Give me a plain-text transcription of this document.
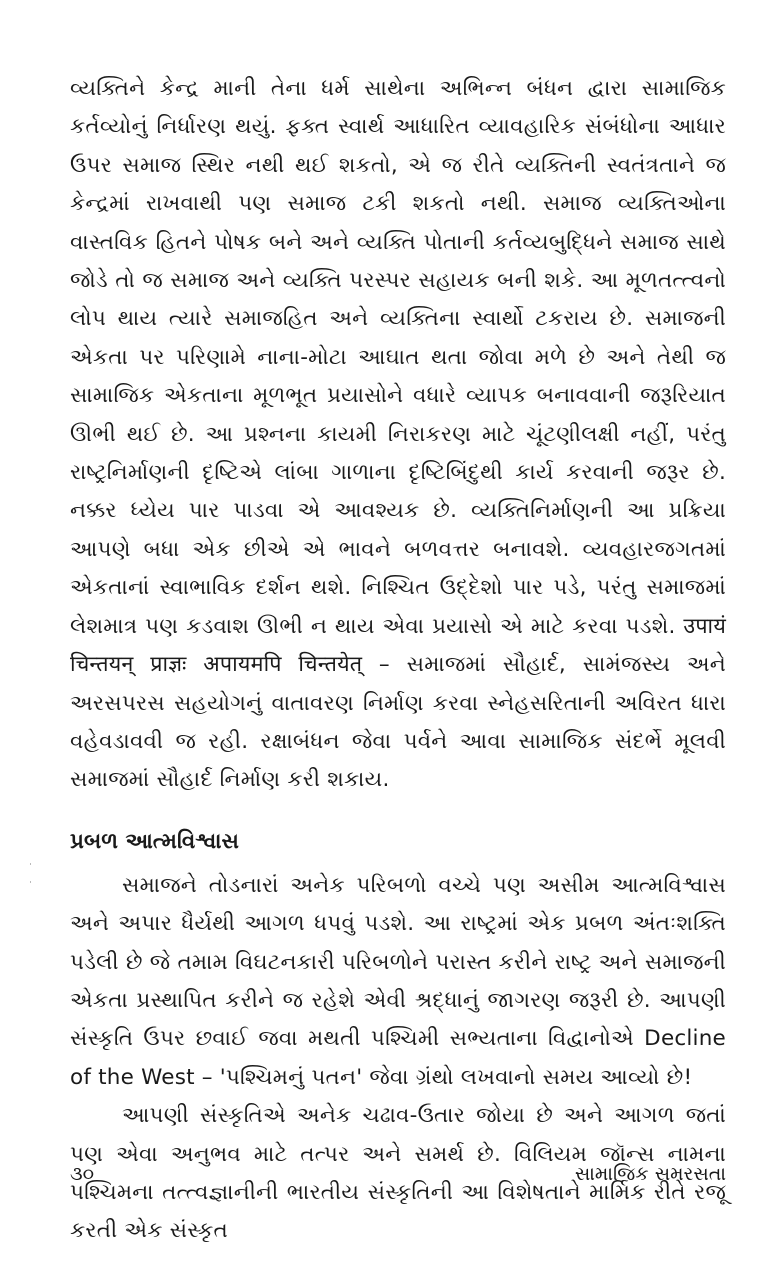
વ્યક્તિને કેન્દ્ર માની તેના ધર્મ સાથેના અભિન્ન બંધન દ્વારા સામાજિક કર્તવ્યોનું નિર્ધારણ થયું. ફક્ત સ્વાર્થ આધારિત વ્યાવહારિક સંબંધોના આધાર ઉપર સમાજ સ્થિર નથી થઈ શકતો, એ જ રીતે વ્યક્તિની સ્વતંત્રતાને જ કેન્દ્રમાં રાખવાથી પણ સમાજ ટકી શકતો નથી. સમાજ વ્યક્તિઓના વાસ્તવિક હિતને પોષક બને અને વ્યક્તિ પોતાની કર્તવ્યબુદ્ધિને સમાજ સાથે જોડે તો જ સમાજ અને વ્યક્તિ પરસ્પર સહાયક બની શકે. આ મૂળતત્ત્વનો લોપ થાય ત્યારે સમાજહિત અને વ્યક્તિના સ્વાર્થો ટકરાય છે. સમાજની એકતા પર પરિણામે નાના-મોટા આઘાત થતા જોવા મળે છે અને તેથી જ સામાજિક એકતાના મૂળભૂત પ્રયાસોને વધારે વ્યાપક બનાવવાની જરૂરિયાત ઊભી થઈ છે. આ પ્રશ્નના કાયમી નિરાકરણ માટે ચૂંટણીલક્ષી નહીં, પરંતુ રાષ્ટ્રનિર્માણની દૃષ્ટિએ લાંબા ગાળાના દૃષ્ટિબિંદુથી કાર્ય કરવાની જરૂર છે. નક્કર ધ્યેય પાર પાડવા એ આવશ્યક છે. વ્યક્તિનિર્માણની આ પ્રક્રિયા આપણે બધા એક છીએ એ ભાવને બળવત્તર બનાવશે. વ્યવહારજગતમાં એકતાનાં સ્વાભાવિક દર્શન થશે. નિશ્ચિત ઉદ્દેશો પાર પડે, પરંતુ સમાજમાં લેશમાત્ર પણ કડવાશ ઊભી ન થાય એવા પ્રયાસો એ માટે કરવા પડશે. उपायं चिन्तयन् प्राज्ञः अपायमपि चिन्तयेत् – સમાજમાં સૌહાર્દ, સામંજસ્ય અને અરસપરસ સહયોગનું વાતાવરણ નિર્માણ કરવા સ્નેહસરિતાની અવિરત ધારા વહેવડાવવી જ રહી. રક્ષાબંધન જેવા પર્વને આવા સામાજિક સંદર્ભે મૂલવી સમાજમાં સૌહાર્દ નિર્માણ કરી શકાય.

પ્રબળ આત્મવિશ્વાસ

સમાજને તોડનારાં અનેક પરિબળો વચ્ચે પણ અસીમ આત્મવિશ્વાસ અને અપાર ધૈર્યથી આગળ ધપવું પડશે. આ રાષ્ટ્રમાં એક પ્રબળ અંતઃશક્તિ પડેલી છે જે તમામ વિઘટનકારી પરિબળોને પરાસ્ત કરીને રાષ્ટ્ર અને સમાજની એકતા પ્રસ્થાપિત કરીને જ રહેશે એવી શ્રદ્ધાનું જાગરણ જરૂરી છે. આપણી સંસ્કૃતિ ઉપર છવાઈ જવા મથતી પશ્ચિમી સભ્યતાના વિદ્વાનોએ Decline of the West – 'પશ્ચિમનું પતન' જેવા ગ્રંથો લખવાનો સમય આવ્યો છે!

આપણી સંસ્કૃતિએ અનેક ચઢાવ-ઉતાર જોયા છે અને આગળ જતાં પણ એવા અનુભવ માટે તત્પર અને સમર્થ છે. વિલિયમ જૉન્સ નામના પશ્ચિમના તત્ત્વજ્ઞાનીની ભારતીય સંસ્કૃતિની આ વિશેષતાને માર્મિક રીતે રજૂ કરતી એક સંસ્કૃત

˙
˙
૩૦	સામાજિક સમરસતા
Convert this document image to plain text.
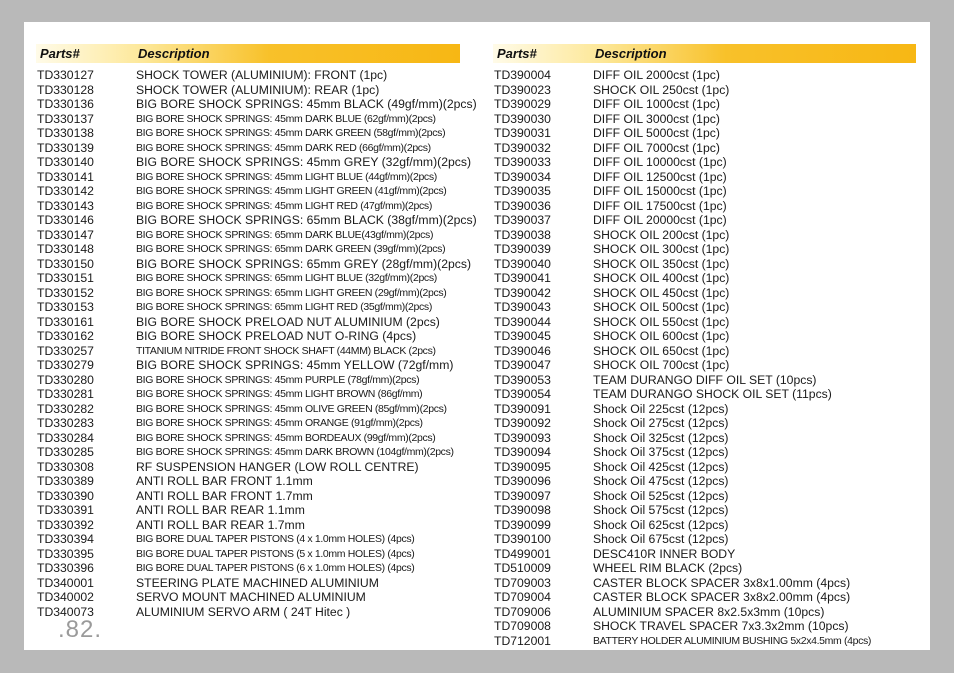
Parts#	Description
TD330127	SHOCK TOWER (ALUMINIUM): FRONT (1pc)
TD330128	SHOCK TOWER (ALUMINIUM): REAR (1pc)
TD330136	BIG BORE SHOCK SPRINGS: 45mm BLACK (49gf/mm)(2pcs)
TD330137	BIG BORE SHOCK SPRINGS: 45mm DARK BLUE (62gf/mm)(2pcs)
TD330138	BIG BORE SHOCK SPRINGS: 45mm DARK GREEN (58gf/mm)(2pcs)
TD330139	BIG BORE SHOCK SPRINGS: 45mm DARK RED (66gf/mm)(2pcs)
TD330140	BIG BORE SHOCK SPRINGS: 45mm GREY (32gf/mm)(2pcs)
TD330141	BIG BORE SHOCK SPRINGS: 45mm LIGHT BLUE (44gf/mm)(2pcs)
TD330142	BIG BORE SHOCK SPRINGS: 45mm LIGHT GREEN (41gf/mm)(2pcs)
TD330143	BIG BORE SHOCK SPRINGS: 45mm LIGHT RED (47gf/mm)(2pcs)
TD330146	BIG BORE SHOCK SPRINGS: 65mm BLACK (38gf/mm)(2pcs)
TD330147	BIG BORE SHOCK SPRINGS: 65mm DARK BLUE(43gf/mm)(2pcs)
TD330148	BIG BORE SHOCK SPRINGS: 65mm DARK GREEN (39gf/mm)(2pcs)
TD330150	BIG BORE SHOCK SPRINGS: 65mm GREY (28gf/mm)(2pcs)
TD330151	BIG BORE SHOCK SPRINGS: 65mm LIGHT BLUE (32gf/mm)(2pcs)
TD330152	BIG BORE SHOCK SPRINGS: 65mm LIGHT GREEN (29gf/mm)(2pcs)
TD330153	BIG BORE SHOCK SPRINGS: 65mm LIGHT RED (35gf/mm)(2pcs)
TD330161	BIG BORE SHOCK PRELOAD NUT ALUMINIUM (2pcs)
TD330162	BIG BORE SHOCK PRELOAD NUT O-RING (4pcs)
TD330257	TITANIUM NITRIDE FRONT SHOCK SHAFT (44MM) BLACK (2pcs)
TD330279	BIG BORE SHOCK SPRINGS: 45mm YELLOW (72gf/mm)
TD330280	BIG BORE SHOCK SPRINGS: 45mm PURPLE (78gf/mm)(2pcs)
TD330281	BIG BORE SHOCK SPRINGS: 45mm LIGHT BROWN (86gf/mm)
TD330282	BIG BORE SHOCK SPRINGS: 45mm OLIVE GREEN (85gf/mm)(2pcs)
TD330283	BIG BORE SHOCK SPRINGS: 45mm ORANGE (91gf/mm)(2pcs)
TD330284	BIG BORE SHOCK SPRINGS: 45mm BORDEAUX (99gf/mm)(2pcs)
TD330285	BIG BORE SHOCK SPRINGS: 45mm DARK BROWN (104gf/mm)(2pcs)
TD330308	RF SUSPENSION HANGER (LOW ROLL CENTRE)
TD330389	ANTI ROLL BAR FRONT 1.1mm
TD330390	ANTI ROLL BAR FRONT 1.7mm
TD330391	ANTI ROLL BAR REAR 1.1mm
TD330392	ANTI ROLL BAR REAR 1.7mm
TD330394	BIG BORE DUAL TAPER PISTONS (4 x 1.0mm HOLES) (4pcs)
TD330395	BIG BORE DUAL TAPER PISTONS (5 x 1.0mm HOLES) (4pcs)
TD330396	BIG BORE DUAL TAPER PISTONS (6 x 1.0mm HOLES) (4pcs)
TD340001	STEERING PLATE MACHINED ALUMINIUM
TD340002	SERVO MOUNT MACHINED ALUMINIUM
TD340073	ALUMINIUM SERVO ARM ( 24T Hitec )
Parts#	Description
TD390004	DIFF OIL 2000cst (1pc)
TD390023	SHOCK OIL 250cst (1pc)
TD390029	DIFF OIL 1000cst (1pc)
TD390030	DIFF OIL 3000cst (1pc)
TD390031	DIFF OIL 5000cst (1pc)
TD390032	DIFF OIL 7000cst (1pc)
TD390033	DIFF OIL 10000cst (1pc)
TD390034	DIFF OIL 12500cst (1pc)
TD390035	DIFF OIL 15000cst (1pc)
TD390036	DIFF OIL 17500cst (1pc)
TD390037	DIFF OIL 20000cst (1pc)
TD390038	SHOCK OIL 200cst (1pc)
TD390039	SHOCK OIL 300cst (1pc)
TD390040	SHOCK OIL 350cst (1pc)
TD390041	SHOCK OIL 400cst (1pc)
TD390042	SHOCK OIL 450cst (1pc)
TD390043	SHOCK OIL 500cst (1pc)
TD390044	SHOCK OIL 550cst (1pc)
TD390045	SHOCK OIL 600cst (1pc)
TD390046	SHOCK OIL 650cst (1pc)
TD390047	SHOCK OIL 700cst (1pc)
TD390053	TEAM DURANGO DIFF OIL SET (10pcs)
TD390054	TEAM DURANGO SHOCK OIL SET (11pcs)
TD390091	Shock Oil 225cst (12pcs)
TD390092	Shock Oil 275cst (12pcs)
TD390093	Shock Oil 325cst (12pcs)
TD390094	Shock Oil 375cst (12pcs)
TD390095	Shock Oil 425cst (12pcs)
TD390096	Shock Oil 475cst (12pcs)
TD390097	Shock Oil 525cst (12pcs)
TD390098	Shock Oil 575cst (12pcs)
TD390099	Shock Oil 625cst (12pcs)
TD390100	Shock Oil 675cst (12pcs)
TD499001	DESC410R INNER BODY
TD510009	WHEEL RIM BLACK (2pcs)
TD709003	CASTER BLOCK SPACER 3x8x1.00mm (4pcs)
TD709004	CASTER BLOCK SPACER 3x8x2.00mm (4pcs)
TD709006	ALUMINIUM SPACER 8x2.5x3mm (10pcs)
TD709008	SHOCK TRAVEL SPACER 7x3.3x2mm (10pcs)
TD712001	BATTERY HOLDER ALUMINIUM BUSHING 5x2x4.5mm (4pcs)
.82.
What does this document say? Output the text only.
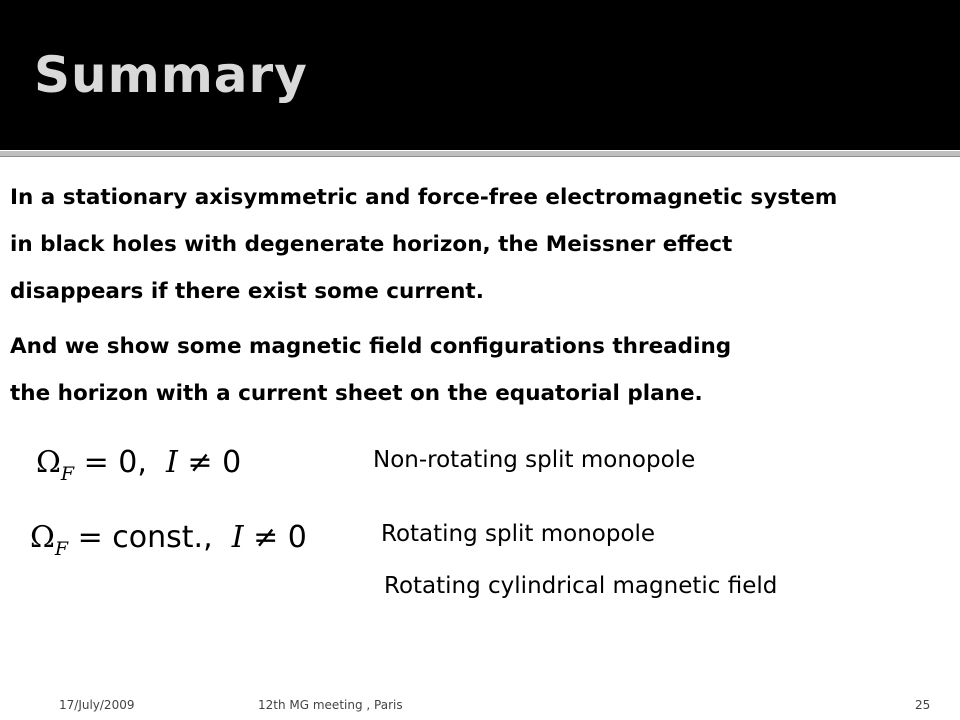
Summary
In a stationary axisymmetric and force-free electromagnetic system
in black holes with degenerate horizon, the Meissner effect
disappears if there exist some current.
And we show some magnetic field configurations threading
the horizon with a current sheet on the equatorial plane.
$\Omega_F = 0$, I ≠ 0	Non-rotating split monopole
$\Omega_F$ = const., I ≠ 0	Rotating split monopole
Rotating cylindrical magnetic field
17/July/2009	12th MG meeting , Paris	25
....
Beginning with the line that contains "What does this" in the data above, please copy each line exactly until the last line, both ends included, skipping any pictures.

What does this document say? Output the text only.
Summary
In a stationary axisymmetric and force-free electromagnetic system
in black holes with degenerate horizon, the Meissner effect
disappears if there exist some current.
And we show some magnetic field configurations threading
the horizon with a current sheet on the equatorial plane.
$\Omega_F = 0$, I ≠ 0	Non-rotating split monopole
$\Omega_F$ = const., I ≠ 0	Rotating split monopole
Rotating cylindrical magnetic field
17/July/2009	12th MG meeting , Paris	25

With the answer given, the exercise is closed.